> [WRITTEN PROBLEM] Copy each line that contains the word "title".

___

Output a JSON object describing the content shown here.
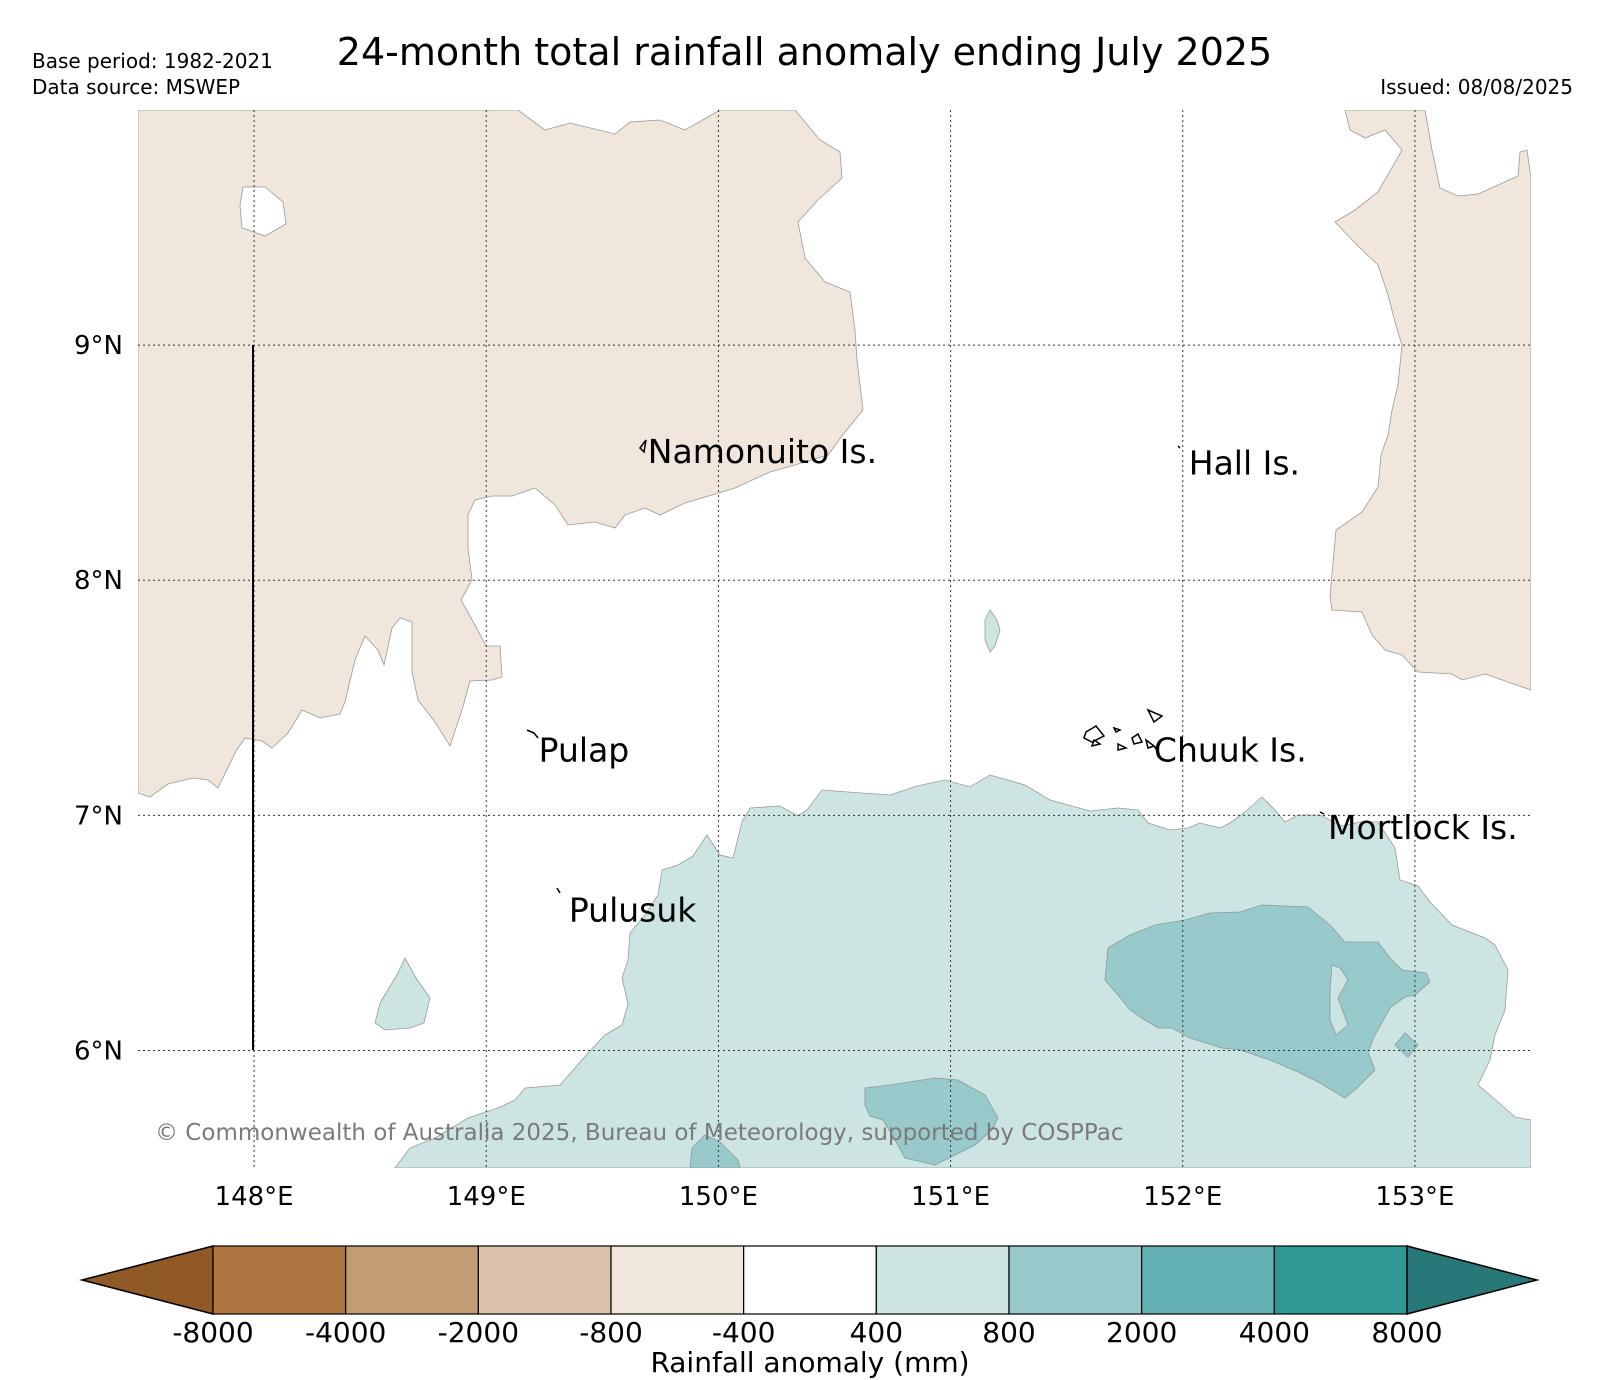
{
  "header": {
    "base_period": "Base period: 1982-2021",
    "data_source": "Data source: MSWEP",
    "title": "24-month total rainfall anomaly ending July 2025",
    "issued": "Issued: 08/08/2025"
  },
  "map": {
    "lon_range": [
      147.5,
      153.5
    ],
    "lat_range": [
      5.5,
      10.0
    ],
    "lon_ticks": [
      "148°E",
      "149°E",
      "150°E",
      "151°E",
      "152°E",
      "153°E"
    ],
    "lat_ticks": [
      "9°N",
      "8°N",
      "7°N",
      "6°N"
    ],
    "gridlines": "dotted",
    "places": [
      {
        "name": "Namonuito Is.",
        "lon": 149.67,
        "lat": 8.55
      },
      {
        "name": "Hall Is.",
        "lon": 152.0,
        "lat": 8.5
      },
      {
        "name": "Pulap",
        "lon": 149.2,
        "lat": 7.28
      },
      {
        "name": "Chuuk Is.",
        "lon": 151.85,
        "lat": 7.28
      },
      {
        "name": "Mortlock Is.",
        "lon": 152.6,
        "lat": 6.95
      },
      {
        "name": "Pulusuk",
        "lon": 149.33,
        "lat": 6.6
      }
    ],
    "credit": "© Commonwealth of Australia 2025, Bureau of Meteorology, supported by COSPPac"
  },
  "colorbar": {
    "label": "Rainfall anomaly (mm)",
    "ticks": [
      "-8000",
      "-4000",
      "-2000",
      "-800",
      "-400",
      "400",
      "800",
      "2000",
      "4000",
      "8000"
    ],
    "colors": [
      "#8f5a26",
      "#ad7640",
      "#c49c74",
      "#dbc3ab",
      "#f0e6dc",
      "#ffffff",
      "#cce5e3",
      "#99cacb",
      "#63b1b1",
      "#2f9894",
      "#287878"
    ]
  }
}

___

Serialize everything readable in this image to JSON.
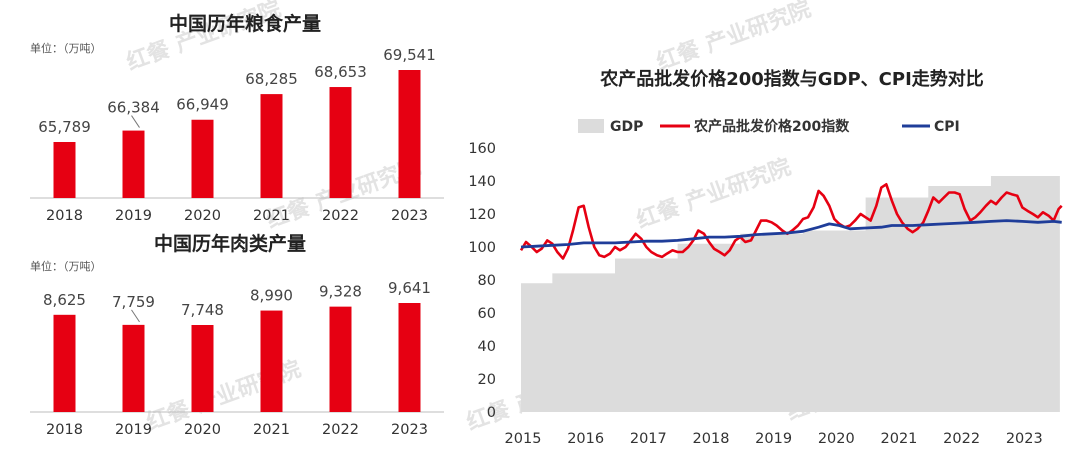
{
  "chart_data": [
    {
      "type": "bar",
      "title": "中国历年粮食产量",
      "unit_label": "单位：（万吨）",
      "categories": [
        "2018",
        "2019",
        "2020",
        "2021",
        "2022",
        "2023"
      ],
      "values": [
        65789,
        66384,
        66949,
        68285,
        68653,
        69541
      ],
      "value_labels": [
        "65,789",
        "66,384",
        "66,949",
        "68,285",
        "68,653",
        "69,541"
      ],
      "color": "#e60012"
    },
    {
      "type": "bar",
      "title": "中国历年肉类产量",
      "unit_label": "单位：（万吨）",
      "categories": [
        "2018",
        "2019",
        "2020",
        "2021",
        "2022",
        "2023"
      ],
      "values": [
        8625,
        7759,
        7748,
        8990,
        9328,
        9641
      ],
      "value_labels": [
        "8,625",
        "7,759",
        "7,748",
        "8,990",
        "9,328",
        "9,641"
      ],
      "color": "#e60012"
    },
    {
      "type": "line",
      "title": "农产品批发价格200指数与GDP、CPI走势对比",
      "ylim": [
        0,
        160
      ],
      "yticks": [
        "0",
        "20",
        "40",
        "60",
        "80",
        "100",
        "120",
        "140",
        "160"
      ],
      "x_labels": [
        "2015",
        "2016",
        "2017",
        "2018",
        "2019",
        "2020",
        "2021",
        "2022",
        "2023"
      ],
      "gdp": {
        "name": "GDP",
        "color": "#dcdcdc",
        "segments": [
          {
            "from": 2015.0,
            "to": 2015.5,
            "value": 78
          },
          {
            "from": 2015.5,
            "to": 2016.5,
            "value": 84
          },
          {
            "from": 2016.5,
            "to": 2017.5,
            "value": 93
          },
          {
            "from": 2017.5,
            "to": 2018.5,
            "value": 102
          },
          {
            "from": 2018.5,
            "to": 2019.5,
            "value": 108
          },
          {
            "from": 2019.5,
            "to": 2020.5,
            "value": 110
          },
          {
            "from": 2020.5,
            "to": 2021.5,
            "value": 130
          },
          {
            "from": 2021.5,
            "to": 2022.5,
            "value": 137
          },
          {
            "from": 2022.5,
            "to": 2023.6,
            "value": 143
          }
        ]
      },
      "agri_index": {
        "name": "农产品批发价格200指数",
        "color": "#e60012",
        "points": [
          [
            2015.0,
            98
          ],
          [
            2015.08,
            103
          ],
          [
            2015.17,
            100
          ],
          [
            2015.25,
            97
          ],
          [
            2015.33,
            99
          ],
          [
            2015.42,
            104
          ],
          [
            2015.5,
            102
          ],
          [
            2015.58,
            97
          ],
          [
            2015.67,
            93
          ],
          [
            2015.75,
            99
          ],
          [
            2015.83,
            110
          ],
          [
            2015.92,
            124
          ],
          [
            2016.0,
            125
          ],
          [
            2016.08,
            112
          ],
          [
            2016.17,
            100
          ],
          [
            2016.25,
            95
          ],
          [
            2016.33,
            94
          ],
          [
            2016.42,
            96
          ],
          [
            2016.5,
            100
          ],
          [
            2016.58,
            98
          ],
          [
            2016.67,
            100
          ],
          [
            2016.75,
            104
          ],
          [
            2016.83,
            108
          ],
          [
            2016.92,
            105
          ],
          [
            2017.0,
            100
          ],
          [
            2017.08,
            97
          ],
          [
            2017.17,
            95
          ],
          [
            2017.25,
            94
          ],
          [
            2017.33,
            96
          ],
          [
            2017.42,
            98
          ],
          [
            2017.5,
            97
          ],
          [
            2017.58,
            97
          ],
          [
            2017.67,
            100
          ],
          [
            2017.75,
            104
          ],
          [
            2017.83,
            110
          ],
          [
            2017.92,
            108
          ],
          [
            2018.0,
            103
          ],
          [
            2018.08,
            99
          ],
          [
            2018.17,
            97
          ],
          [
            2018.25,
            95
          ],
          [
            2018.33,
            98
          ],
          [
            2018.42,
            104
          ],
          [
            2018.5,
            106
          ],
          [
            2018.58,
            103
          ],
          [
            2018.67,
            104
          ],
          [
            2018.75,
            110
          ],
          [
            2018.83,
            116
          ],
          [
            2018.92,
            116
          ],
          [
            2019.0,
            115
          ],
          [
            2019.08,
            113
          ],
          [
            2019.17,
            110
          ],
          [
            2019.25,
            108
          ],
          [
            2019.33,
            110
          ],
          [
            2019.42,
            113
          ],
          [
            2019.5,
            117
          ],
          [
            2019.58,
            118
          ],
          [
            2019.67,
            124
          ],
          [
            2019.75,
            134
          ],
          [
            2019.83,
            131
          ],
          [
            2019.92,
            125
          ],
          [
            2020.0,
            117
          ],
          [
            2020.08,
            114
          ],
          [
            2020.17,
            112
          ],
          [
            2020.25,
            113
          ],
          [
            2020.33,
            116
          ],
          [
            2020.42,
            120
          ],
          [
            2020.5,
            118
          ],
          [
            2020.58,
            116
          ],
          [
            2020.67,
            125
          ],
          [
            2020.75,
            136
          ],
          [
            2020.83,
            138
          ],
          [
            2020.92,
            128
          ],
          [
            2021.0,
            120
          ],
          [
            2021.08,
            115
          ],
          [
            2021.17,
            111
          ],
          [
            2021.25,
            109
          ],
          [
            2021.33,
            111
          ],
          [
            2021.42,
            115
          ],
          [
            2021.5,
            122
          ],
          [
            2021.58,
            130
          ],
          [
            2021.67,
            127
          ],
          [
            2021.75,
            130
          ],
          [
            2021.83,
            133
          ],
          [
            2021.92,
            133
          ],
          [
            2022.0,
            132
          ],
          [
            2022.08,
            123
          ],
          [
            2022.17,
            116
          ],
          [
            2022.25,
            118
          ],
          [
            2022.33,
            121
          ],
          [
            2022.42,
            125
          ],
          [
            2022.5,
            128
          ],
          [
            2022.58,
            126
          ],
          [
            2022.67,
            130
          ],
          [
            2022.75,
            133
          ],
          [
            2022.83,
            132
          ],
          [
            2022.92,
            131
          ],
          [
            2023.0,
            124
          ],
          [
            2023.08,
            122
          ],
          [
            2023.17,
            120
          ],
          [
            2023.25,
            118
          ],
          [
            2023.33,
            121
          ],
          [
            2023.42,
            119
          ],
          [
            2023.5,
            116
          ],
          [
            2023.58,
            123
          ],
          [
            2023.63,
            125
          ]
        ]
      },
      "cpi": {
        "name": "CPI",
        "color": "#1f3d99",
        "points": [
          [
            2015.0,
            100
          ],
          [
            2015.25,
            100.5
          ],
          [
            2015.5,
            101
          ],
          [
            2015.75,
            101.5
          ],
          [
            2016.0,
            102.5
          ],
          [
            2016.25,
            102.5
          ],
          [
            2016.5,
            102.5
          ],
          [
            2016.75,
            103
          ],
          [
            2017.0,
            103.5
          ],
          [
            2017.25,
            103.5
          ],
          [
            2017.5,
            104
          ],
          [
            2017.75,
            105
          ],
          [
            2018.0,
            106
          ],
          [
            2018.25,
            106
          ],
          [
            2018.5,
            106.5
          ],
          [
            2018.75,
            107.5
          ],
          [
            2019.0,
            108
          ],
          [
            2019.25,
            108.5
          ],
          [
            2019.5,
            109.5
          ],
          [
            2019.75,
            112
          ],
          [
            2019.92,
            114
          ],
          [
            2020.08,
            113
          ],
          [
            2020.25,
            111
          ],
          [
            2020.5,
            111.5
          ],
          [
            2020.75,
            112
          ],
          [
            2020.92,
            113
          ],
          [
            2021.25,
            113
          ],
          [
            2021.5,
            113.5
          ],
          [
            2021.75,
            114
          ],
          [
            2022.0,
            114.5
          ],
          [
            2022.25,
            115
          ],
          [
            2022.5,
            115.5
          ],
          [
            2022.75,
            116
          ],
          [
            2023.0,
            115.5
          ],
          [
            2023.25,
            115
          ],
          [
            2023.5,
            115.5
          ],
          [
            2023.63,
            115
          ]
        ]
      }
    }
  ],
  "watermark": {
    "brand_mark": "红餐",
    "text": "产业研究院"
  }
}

___

> [REPLY TO THE EXERCISE]
    "title": "24-month total rainfall anomaly ending July 2025",
      "title": "中国历年粮食产量",
      "title": "中国历年肉类产量",
      "title": "农产品批发价格200指数与GDP、CPI走势对比",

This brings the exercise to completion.